Below are some entries; can you quote all of them exactly?

→ **Records to process**
=-=-=

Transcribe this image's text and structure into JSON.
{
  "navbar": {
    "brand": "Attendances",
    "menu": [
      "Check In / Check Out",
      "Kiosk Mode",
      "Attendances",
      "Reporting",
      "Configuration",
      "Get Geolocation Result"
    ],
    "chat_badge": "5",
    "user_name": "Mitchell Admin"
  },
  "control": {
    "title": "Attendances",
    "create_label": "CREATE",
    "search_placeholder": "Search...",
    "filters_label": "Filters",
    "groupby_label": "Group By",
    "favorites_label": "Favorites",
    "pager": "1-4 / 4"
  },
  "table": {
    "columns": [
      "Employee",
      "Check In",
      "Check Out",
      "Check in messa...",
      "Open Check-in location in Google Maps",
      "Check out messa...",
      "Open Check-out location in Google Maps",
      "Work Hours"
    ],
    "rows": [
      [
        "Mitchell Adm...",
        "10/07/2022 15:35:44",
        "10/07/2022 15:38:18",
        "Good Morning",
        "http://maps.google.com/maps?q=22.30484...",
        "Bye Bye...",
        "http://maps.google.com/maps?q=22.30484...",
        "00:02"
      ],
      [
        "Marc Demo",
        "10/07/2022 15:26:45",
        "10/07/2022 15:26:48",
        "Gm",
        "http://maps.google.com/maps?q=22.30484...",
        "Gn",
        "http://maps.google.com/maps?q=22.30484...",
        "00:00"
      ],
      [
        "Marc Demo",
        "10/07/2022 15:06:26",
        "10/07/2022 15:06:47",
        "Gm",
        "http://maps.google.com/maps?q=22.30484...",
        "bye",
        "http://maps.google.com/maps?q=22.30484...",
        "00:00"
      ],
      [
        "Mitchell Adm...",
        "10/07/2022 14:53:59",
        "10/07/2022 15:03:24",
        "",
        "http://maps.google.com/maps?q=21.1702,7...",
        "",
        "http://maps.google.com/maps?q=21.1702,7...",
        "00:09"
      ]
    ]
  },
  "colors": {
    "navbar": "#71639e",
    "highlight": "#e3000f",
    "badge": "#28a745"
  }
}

=-=-=

→ **Result of the exercise**
Transcribe this image's text and structure into JSON.
{
  "navbar": {
    "brand": "Attendances",
    "menu": [
      "Check In / Check Out",
      "Kiosk Mode",
      "Attendances",
      "Reporting",
      "Configuration",
      "Get Geolocation Result"
    ],
    "chat_badge": "5",
    "user_name": "Mitchell Admin"
  },
  "control": {
    "title": "Attendances",
    "create_label": "CREATE",
    "search_placeholder": "Search...",
    "filters_label": "Filters",
    "groupby_label": "Group By",
    "favorites_label": "Favorites",
    "pager": "1-4 / 4"
  },
  "table": {
    "columns": [
      "Employee",
      "Check In",
      "Check Out",
      "Check in messa...",
      "Open Check-in location in Google Maps",
      "Check out messa...",
      "Open Check-out location in Google Maps",
      "Work Hours"
    ],
    "rows": [
      [
        "Mitchell Adm...",
        "10/07/2022 15:35:44",
        "10/07/2022 15:38:18",
        "Good Morning",
        "http://maps.google.com/maps?q=22.30484...",
        "Bye Bye...",
        "http://maps.google.com/maps?q=22.30484...",
        "00:02"
      ],
      [
        "Marc Demo",
        "10/07/2022 15:26:45",
        "10/07/2022 15:26:48",
        "Gm",
        "http://maps.google.com/maps?q=22.30484...",
        "Gn",
        "http://maps.google.com/maps?q=22.30484...",
        "00:00"
      ],
      [
        "Marc Demo",
        "10/07/2022 15:06:26",
        "10/07/2022 15:06:47",
        "Gm",
        "http://maps.google.com/maps?q=22.30484...",
        "bye",
        "http://maps.google.com/maps?q=22.30484...",
        "00:00"
      ],
      [
        "Mitchell Adm...",
        "10/07/2022 14:53:59",
        "10/07/2022 15:03:24",
        "",
        "http://maps.google.com/maps?q=21.1702,7...",
        "",
        "http://maps.google.com/maps?q=21.1702,7...",
        "00:09"
      ]
    ]
  },
  "colors": {
    "navbar": "#71639e",
    "highlight": "#e3000f",
    "badge": "#28a745"
  }
}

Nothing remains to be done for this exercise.